Goal
Convert the lines below into a JSON list of strings, one string per line, leaving out any blank lines.
··· Data to use ···
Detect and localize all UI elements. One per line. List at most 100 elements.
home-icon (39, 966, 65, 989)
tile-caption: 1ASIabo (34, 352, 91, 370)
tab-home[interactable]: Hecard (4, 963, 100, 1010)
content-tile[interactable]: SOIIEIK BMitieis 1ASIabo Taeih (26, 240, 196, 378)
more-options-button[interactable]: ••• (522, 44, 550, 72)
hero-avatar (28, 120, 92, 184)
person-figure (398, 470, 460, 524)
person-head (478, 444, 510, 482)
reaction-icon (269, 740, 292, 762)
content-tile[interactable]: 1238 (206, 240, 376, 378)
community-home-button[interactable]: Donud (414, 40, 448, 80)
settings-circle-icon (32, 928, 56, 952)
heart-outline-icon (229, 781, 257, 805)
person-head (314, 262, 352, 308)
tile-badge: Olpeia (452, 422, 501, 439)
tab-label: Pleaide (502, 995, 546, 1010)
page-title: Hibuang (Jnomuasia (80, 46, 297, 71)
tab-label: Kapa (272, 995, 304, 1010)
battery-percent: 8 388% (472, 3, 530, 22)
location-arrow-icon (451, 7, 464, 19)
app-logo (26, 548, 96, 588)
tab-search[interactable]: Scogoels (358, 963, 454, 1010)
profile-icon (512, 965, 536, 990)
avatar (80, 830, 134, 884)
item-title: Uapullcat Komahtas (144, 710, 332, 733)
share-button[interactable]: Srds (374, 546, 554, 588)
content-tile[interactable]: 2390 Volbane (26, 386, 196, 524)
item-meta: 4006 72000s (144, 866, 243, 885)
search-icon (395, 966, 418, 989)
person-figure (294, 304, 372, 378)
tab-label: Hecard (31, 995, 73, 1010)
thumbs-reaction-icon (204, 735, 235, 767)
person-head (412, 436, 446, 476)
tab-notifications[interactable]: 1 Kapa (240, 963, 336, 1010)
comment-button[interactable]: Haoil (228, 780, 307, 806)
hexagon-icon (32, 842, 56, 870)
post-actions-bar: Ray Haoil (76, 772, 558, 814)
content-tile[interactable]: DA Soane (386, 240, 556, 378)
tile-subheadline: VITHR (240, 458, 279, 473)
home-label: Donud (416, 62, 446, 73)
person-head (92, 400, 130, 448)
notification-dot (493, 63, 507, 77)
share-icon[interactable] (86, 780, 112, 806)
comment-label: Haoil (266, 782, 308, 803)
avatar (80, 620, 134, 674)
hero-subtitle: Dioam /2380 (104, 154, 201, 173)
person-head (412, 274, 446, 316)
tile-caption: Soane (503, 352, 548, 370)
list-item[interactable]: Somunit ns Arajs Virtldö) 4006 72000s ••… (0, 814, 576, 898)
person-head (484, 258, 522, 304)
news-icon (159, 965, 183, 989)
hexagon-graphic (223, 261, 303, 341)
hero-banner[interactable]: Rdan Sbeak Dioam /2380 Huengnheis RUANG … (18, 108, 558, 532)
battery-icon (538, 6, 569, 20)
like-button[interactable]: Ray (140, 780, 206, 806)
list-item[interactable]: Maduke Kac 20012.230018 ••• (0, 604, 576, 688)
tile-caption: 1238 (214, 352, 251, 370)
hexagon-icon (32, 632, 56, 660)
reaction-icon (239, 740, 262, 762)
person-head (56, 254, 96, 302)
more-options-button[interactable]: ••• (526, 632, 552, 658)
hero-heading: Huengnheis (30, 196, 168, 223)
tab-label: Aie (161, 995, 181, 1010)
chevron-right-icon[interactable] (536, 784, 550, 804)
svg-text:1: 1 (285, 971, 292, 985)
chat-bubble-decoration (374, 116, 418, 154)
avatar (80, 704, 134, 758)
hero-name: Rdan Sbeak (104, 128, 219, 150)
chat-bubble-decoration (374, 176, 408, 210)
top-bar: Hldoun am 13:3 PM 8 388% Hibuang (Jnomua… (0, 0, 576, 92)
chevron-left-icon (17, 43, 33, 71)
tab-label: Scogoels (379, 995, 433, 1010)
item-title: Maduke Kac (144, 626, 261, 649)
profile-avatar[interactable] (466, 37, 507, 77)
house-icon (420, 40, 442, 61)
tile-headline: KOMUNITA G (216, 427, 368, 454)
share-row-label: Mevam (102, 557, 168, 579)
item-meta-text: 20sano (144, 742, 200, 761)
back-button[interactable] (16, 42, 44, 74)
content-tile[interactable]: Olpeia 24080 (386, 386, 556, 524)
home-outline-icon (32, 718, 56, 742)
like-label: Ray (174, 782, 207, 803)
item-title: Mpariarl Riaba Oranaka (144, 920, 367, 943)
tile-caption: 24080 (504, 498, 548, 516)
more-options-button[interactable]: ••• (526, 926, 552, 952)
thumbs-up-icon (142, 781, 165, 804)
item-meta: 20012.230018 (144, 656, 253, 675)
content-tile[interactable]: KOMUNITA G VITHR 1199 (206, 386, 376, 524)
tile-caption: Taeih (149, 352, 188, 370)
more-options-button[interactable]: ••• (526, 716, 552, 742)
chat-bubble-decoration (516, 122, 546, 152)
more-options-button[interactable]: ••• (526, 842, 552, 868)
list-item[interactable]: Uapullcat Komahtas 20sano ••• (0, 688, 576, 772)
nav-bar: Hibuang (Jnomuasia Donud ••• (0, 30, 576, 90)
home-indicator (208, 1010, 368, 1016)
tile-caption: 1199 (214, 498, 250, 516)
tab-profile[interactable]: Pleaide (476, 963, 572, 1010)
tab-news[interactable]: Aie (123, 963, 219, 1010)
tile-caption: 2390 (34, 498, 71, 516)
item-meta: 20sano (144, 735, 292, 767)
···
Expected answer
[
  "Detect and localize all UI elements. One per line. List at most 100 elements.",
  "home-icon (39, 966, 65, 989)",
  "tile-caption: 1ASIabo (34, 352, 91, 370)",
  "tab-home[interactable]: Hecard (4, 963, 100, 1010)",
  "content-tile[interactable]: SOIIEIK BMitieis 1ASIabo Taeih (26, 240, 196, 378)",
  "more-options-button[interactable]: ••• (522, 44, 550, 72)",
  "hero-avatar (28, 120, 92, 184)",
  "person-figure (398, 470, 460, 524)",
  "person-head (478, 444, 510, 482)",
  "reaction-icon (269, 740, 292, 762)",
  "content-tile[interactable]: 1238 (206, 240, 376, 378)",
  "community-home-button[interactable]: Donud (414, 40, 448, 80)",
  "settings-circle-icon (32, 928, 56, 952)",
  "heart-outline-icon (229, 781, 257, 805)",
  "person-head (314, 262, 352, 308)",
  "tile-badge: Olpeia (452, 422, 501, 439)",
  "tab-label: Pleaide (502, 995, 546, 1010)",
  "page-title: Hibuang (Jnomuasia (80, 46, 297, 71)",
  "tab-label: Kapa (272, 995, 304, 1010)",
  "battery-percent: 8 388% (472, 3, 530, 22)",
  "location-arrow-icon (451, 7, 464, 19)",
  "app-logo (26, 548, 96, 588)",
  "tab-search[interactable]: Scogoels (358, 963, 454, 1010)",
  "profile-icon (512, 965, 536, 990)",
  "avatar (80, 830, 134, 884)",
  "item-title: Uapullcat Komahtas (144, 710, 332, 733)",
  "share-button[interactable]: Srds (374, 546, 554, 588)",
  "content-tile[interactable]: 2390 Volbane (26, 386, 196, 524)",
  "item-meta: 4006 72000s (144, 866, 243, 885)",
  "search-icon (395, 966, 418, 989)",
  "person-figure (294, 304, 372, 378)",
  "tab-label: Hecard (31, 995, 73, 1010)",
  "thumbs-reaction-icon (204, 735, 235, 767)",
  "person-head (412, 436, 446, 476)",
  "tab-notifications[interactable]: 1 Kapa (240, 963, 336, 1010)",
  "comment-button[interactable]: Haoil (228, 780, 307, 806)",
  "hexagon-icon (32, 842, 56, 870)",
  "post-actions-bar: Ray Haoil (76, 772, 558, 814)",
  "content-tile[interactable]: DA Soane (386, 240, 556, 378)",
  "tile-subheadline: VITHR (240, 458, 279, 473)",
  "home-label: Donud (416, 62, 446, 73)",
  "person-head (92, 400, 130, 448)",
  "notification-dot (493, 63, 507, 77)",
  "share-icon[interactable] (86, 780, 112, 806)",
  "comment-label: Haoil (266, 782, 308, 803)",
  "avatar (80, 620, 134, 674)",
  "hero-subtitle: Dioam /2380 (104, 154, 201, 173)",
  "person-head (412, 274, 446, 316)",
  "tile-caption: Soane (503, 352, 548, 370)",
  "list-item[interactable]: Somunit ns Arajs Virtldö) 4006 72000s ••… (0, 814, 576, 898)",
  "person-head (484, 258, 522, 304)",
  "news-icon (159, 965, 183, 989)",
  "hexagon-graphic (223, 261, 303, 341)",
  "hero-banner[interactable]: Rdan Sbeak Dioam /2380 Huengnheis RUANG … (18, 108, 558, 532)",
  "battery-icon (538, 6, 569, 20)",
  "like-button[interactable]: Ray (140, 780, 206, 806)",
  "list-item[interactable]: Maduke Kac 20012.230018 ••• (0, 604, 576, 688)",
  "tile-caption: 1238 (214, 352, 251, 370)",
  "hexagon-icon (32, 632, 56, 660)",
  "reaction-icon (239, 740, 262, 762)",
  "person-head (56, 254, 96, 302)",
  "more-options-button[interactable]: ••• (526, 632, 552, 658)",
  "hero-heading: Huengnheis (30, 196, 168, 223)",
  "tab-label: Aie (161, 995, 181, 1010)",
  "chevron-right-icon[interactable] (536, 784, 550, 804)",
  "svg-text:1: 1 (285, 971, 292, 985)",
  "chat-bubble-decoration (374, 116, 418, 154)",
  "avatar (80, 704, 134, 758)",
  "hero-name: Rdan Sbeak (104, 128, 219, 150)",
  "chat-bubble-decoration (374, 176, 408, 210)",
  "top-bar: Hldoun am 13:3 PM 8 388% Hibuang (Jnomua… (0, 0, 576, 92)",
  "chevron-left-icon (17, 43, 33, 71)",
  "tab-label: Scogoels (379, 995, 433, 1010)",
  "item-title: Maduke Kac (144, 626, 261, 649)",
  "profile-avatar[interactable] (466, 37, 507, 77)",
  "house-icon (420, 40, 442, 61)",
  "tile-headline: KOMUNITA G (216, 427, 368, 454)",
  "share-row-label: Mevam (102, 557, 168, 579)",
  "item-meta-text: 20sano (144, 742, 200, 761)",
  "back-button[interactable] (16, 42, 44, 74)",
  "content-tile[interactable]: Olpeia 24080 (386, 386, 556, 524)",
  "home-outline-icon (32, 718, 56, 742)",
  "like-label: Ray (174, 782, 207, 803)",
  "item-title: Mpariarl Riaba Oranaka (144, 920, 367, 943)",
  "tile-caption: 24080 (504, 498, 548, 516)",
  "more-options-button[interactable]: ••• (526, 926, 552, 952)",
  "thumbs-up-icon (142, 781, 165, 804)",
  "item-meta: 20012.230018 (144, 656, 253, 675)",
  "content-tile[interactable]: KOMUNITA G VITHR 1199 (206, 386, 376, 524)",
  "tile-caption: Taeih (149, 352, 188, 370)",
  "more-options-button[interactable]: ••• (526, 716, 552, 742)",
  "chat-bubble-decoration (516, 122, 546, 152)",
  "more-options-button[interactable]: ••• (526, 842, 552, 868)",
  "list-item[interactable]: Uapullcat Komahtas 20sano ••• (0, 688, 576, 772)",
  "nav-bar: Hibuang (Jnomuasia Donud ••• (0, 30, 576, 90)",
  "home-indicator (208, 1010, 368, 1016)",
  "tile-caption: 1199 (214, 498, 250, 516)",
  "tab-profile[interactable]: Pleaide (476, 963, 572, 1010)",
  "tab-news[interactable]: Aie (123, 963, 219, 1010)",
  "tile-caption: 2390 (34, 498, 71, 516)",
  "item-meta: 20sano (144, 735, 292, 767)"
]